STORED DATA >>
- - - - -
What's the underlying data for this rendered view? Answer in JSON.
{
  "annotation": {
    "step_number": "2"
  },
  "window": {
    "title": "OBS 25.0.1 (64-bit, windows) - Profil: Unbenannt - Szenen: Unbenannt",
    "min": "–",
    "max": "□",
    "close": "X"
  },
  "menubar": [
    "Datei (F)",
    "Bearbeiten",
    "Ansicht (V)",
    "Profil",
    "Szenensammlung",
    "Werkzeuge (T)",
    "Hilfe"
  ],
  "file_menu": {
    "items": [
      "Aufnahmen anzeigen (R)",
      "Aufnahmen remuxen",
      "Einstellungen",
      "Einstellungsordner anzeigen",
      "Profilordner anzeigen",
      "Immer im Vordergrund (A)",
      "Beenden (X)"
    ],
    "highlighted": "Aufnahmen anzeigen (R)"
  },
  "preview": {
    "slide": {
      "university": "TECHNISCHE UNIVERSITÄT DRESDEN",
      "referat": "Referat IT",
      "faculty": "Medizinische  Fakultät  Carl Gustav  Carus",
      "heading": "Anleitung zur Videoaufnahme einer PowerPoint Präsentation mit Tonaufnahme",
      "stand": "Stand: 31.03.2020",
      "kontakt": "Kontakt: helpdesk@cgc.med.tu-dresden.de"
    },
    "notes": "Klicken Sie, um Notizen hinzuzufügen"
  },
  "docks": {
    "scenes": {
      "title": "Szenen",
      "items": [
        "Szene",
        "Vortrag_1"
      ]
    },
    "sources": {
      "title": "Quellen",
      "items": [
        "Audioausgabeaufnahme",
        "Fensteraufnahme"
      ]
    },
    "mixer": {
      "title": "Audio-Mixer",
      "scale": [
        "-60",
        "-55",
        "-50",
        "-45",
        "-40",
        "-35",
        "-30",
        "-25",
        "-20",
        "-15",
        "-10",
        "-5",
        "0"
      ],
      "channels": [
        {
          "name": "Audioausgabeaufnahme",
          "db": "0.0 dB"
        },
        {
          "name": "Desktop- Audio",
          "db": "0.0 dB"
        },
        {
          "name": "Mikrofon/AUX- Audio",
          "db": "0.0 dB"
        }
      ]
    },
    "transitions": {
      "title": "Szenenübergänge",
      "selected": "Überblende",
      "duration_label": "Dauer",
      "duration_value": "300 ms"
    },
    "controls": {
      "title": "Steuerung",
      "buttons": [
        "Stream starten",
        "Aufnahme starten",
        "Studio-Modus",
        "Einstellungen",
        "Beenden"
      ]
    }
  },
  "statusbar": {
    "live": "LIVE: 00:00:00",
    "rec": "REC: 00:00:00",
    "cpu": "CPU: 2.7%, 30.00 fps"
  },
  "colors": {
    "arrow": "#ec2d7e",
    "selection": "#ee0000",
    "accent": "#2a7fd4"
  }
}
- - - - -
From the material above, gather all lines that include the string "name" and copy them.

          "name": "Audioausgabeaufnahme",
          "name": "Desktop- Audio",
          "name": "Mikrofon/AUX- Audio",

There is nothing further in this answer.